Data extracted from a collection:
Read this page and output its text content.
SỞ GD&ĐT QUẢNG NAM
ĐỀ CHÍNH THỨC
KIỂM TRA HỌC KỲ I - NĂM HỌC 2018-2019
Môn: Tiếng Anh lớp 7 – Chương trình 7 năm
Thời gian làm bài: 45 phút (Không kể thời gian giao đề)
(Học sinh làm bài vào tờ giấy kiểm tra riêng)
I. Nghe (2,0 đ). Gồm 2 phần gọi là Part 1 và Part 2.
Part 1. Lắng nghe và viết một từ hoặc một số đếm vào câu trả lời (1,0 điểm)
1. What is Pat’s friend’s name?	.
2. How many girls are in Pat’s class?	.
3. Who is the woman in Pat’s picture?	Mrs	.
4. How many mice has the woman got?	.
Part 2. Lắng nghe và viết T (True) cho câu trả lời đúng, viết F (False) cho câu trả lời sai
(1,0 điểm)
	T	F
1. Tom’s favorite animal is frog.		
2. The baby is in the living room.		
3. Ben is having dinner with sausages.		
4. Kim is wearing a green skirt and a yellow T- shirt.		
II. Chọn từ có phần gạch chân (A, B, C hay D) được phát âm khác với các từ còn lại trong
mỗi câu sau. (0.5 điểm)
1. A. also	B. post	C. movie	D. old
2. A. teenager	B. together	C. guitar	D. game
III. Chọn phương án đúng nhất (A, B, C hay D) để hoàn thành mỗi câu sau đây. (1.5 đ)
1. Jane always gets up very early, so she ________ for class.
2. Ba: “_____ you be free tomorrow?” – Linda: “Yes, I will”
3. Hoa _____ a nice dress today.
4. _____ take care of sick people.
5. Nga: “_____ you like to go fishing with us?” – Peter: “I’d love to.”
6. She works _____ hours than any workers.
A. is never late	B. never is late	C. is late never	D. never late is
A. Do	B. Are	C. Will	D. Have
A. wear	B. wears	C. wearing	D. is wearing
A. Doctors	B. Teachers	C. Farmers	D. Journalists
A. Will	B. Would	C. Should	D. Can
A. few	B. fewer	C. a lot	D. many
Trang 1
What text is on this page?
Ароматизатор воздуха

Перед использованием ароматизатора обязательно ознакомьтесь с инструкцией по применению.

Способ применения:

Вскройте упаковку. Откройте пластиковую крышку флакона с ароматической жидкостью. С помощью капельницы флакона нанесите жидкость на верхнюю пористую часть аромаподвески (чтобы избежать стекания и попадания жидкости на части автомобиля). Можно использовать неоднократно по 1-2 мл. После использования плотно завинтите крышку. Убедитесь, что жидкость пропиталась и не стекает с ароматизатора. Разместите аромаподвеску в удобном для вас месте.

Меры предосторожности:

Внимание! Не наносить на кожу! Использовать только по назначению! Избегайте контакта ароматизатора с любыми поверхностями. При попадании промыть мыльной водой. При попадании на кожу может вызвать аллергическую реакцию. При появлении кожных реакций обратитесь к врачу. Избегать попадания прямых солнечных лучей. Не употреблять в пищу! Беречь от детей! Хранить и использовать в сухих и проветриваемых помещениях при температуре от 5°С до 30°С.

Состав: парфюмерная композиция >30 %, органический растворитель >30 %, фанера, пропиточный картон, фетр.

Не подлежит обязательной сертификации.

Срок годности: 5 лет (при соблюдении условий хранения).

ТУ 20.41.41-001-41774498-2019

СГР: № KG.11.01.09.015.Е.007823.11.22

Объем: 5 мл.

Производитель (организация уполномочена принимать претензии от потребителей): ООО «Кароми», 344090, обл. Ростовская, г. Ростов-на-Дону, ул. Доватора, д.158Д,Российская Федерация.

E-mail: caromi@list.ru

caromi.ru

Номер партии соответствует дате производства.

→ WHAT YOU ARE ASKED TO DO
Check each line above for the word "Part" and copy the ones that have it.

→ FULL OUTPUT
I. Nghe (2,0 đ). Gồm 2 phần gọi là Part 1 và Part 2.
Part 1. Lắng nghe và viết một từ hoặc một số đếm vào câu trả lời (1,0 điểm)
Part 2. Lắng nghe và viết T (True) cho câu trả lời đúng, viết F (False) cho câu trả lời sai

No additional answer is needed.